■ **MATERIAL SHOWN**:
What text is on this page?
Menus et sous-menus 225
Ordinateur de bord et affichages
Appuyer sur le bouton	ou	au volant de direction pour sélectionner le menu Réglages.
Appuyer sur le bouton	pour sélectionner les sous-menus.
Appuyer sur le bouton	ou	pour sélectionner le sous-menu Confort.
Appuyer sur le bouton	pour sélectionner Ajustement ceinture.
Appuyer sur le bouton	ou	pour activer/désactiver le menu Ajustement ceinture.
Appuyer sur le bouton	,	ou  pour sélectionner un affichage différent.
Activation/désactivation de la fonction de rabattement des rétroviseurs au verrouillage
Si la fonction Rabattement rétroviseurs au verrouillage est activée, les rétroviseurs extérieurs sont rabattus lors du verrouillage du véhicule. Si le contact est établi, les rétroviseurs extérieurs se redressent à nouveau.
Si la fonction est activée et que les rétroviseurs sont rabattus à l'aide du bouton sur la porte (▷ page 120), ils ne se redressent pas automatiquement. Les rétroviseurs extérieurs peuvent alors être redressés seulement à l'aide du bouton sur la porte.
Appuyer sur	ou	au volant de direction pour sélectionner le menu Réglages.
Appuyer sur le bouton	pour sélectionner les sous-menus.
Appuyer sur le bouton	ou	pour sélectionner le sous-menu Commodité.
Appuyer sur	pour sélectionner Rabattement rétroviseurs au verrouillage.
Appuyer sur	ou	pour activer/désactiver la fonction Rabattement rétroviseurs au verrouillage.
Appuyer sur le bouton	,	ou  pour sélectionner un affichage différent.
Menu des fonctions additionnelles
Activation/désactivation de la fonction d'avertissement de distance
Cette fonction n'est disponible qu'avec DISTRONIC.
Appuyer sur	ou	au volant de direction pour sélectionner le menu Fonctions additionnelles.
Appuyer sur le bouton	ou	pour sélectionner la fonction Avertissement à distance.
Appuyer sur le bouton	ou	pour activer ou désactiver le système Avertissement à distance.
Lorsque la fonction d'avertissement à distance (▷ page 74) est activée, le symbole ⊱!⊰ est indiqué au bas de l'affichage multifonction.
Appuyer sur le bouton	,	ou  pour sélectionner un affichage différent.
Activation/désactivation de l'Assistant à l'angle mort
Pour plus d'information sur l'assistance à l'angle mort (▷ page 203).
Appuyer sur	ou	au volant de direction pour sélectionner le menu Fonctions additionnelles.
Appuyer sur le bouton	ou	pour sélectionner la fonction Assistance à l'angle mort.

■ **WHAT IS BEING ASKED**:
The records above must be repeated exactly, every one of them.

■ **EXERCISE OUTPUT**:
What text is on this page?
Menus et sous-menus 225
Ordinateur de bord et affichages
Appuyer sur le bouton	ou	au volant de direction pour sélectionner le menu Réglages.
Appuyer sur le bouton	pour sélectionner les sous-menus.
Appuyer sur le bouton	ou	pour sélectionner le sous-menu Confort.
Appuyer sur le bouton	pour sélectionner Ajustement ceinture.
Appuyer sur le bouton	ou	pour activer/désactiver le menu Ajustement ceinture.
Appuyer sur le bouton	,	ou  pour sélectionner un affichage différent.
Activation/désactivation de la fonction de rabattement des rétroviseurs au verrouillage
Si la fonction Rabattement rétroviseurs au verrouillage est activée, les rétroviseurs extérieurs sont rabattus lors du verrouillage du véhicule. Si le contact est établi, les rétroviseurs extérieurs se redressent à nouveau.
Si la fonction est activée et que les rétroviseurs sont rabattus à l'aide du bouton sur la porte (▷ page 120), ils ne se redressent pas automatiquement. Les rétroviseurs extérieurs peuvent alors être redressés seulement à l'aide du bouton sur la porte.
Appuyer sur	ou	au volant de direction pour sélectionner le menu Réglages.
Appuyer sur le bouton	pour sélectionner les sous-menus.
Appuyer sur le bouton	ou	pour sélectionner le sous-menu Commodité.
Appuyer sur	pour sélectionner Rabattement rétroviseurs au verrouillage.
Appuyer sur	ou	pour activer/désactiver la fonction Rabattement rétroviseurs au verrouillage.
Appuyer sur le bouton	,	ou  pour sélectionner un affichage différent.
Menu des fonctions additionnelles
Activation/désactivation de la fonction d'avertissement de distance
Cette fonction n'est disponible qu'avec DISTRONIC.
Appuyer sur	ou	au volant de direction pour sélectionner le menu Fonctions additionnelles.
Appuyer sur le bouton	ou	pour sélectionner la fonction Avertissement à distance.
Appuyer sur le bouton	ou	pour activer ou désactiver le système Avertissement à distance.
Lorsque la fonction d'avertissement à distance (▷ page 74) est activée, le symbole ⊱!⊰ est indiqué au bas de l'affichage multifonction.
Appuyer sur le bouton	,	ou  pour sélectionner un affichage différent.
Activation/désactivation de l'Assistant à l'angle mort
Pour plus d'information sur l'assistance à l'angle mort (▷ page 203).
Appuyer sur	ou	au volant de direction pour sélectionner le menu Fonctions additionnelles.
Appuyer sur le bouton	ou	pour sélectionner la fonction Assistance à l'angle mort.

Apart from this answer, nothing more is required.